En ce qui concerne la décision refusant un délai de départ volontaire :
6. Aux termes de l'article L. 251-3 du code de l'entrée et du séjour des étrangers et du droit d'asile : " Les étrangers dont la situation est régie par le présent livre disposent, pour satisfaire à l'obligation qui leur a été faite de quitter le territoire français, d'un délai de départ volontaire d'un mois à compter de la notification de la décision. / L'autorité administrative ne peut réduire le délai prévu au premier alinéa qu'en cas d'urgence et ne peut l'allonger qu'à titre exceptionnel ".

⁂

**Travail à faire:**
A – Recopiez sans aucune modification les lignes des entrées, depuis celle qui contient "legend-label: 40 Hz — [109, 329, 153, 348]" jusqu'à celle qui contient "annotation: band-limited — [375, 54, 468, 73]", ces deux lignes comprises.
B – Prolongez le texte sur le délai de départ volontaire des étrangers à partir de sa dernière phrase.

⁂

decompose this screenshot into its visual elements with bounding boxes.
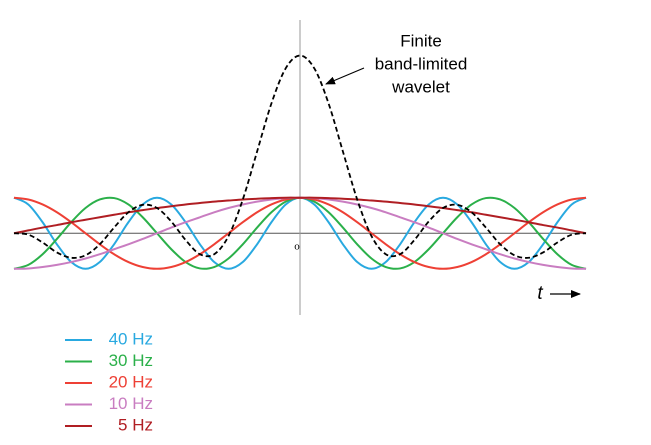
legend-label: 40 Hz — [109, 329, 153, 348]
legend-label: 10 Hz — [109, 394, 153, 413]
annotation: wavelet — [391, 77, 450, 96]
origin-label: o — [294, 241, 300, 253]
annotation-arrow — [325, 67, 365, 85]
legend-label: 30 Hz — [109, 351, 153, 370]
legend-label: 20 Hz — [109, 372, 153, 391]
annotation: Finite — [400, 31, 442, 50]
annotation: band-limited — [375, 54, 468, 73]
wave-line — [13, 196, 587, 235]
wavelet-line — [13, 54, 587, 259]
x-axis-label: t — [537, 283, 543, 304]
legend-label: 5 Hz — [118, 415, 153, 434]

⁂

**Éléments de corrigé:**
A –
legend-label: 40 Hz — [109, 329, 153, 348]
legend-label: 10 Hz — [109, 394, 153, 413]
annotation: wavelet — [391, 77, 450, 96]
origin-label: o — [294, 241, 300, 253]
annotation-arrow — [325, 67, 365, 85]
legend-label: 30 Hz — [109, 351, 153, 370]
legend-label: 20 Hz — [109, 372, 153, 391]
annotation: Finite — [400, 31, 442, 50]
annotation: band-limited — [375, 54, 468, 73]

B –
7. Pour motiver la décision refusant à M. A... un délai de départ volontaire, le préfet s'est borné, dans son arrêté attaqué, à se référer aux raisons pour lesquelles il a estimé que l'intéressé pouvait, en vertu tant du 1° que du 2° de l'article L. 251-1 du code de l'entrée et du séjour des étrangers et du droit d'asile, faire l'objet d'une obligation de quitter le territoire français, sans préciser, notamment, s'il a estimé que le refus d'un délai de départ volontaire répondait à un cas d'urgence. La décision refusant un délai de départ volontaire est ainsi insuffisamment motivée.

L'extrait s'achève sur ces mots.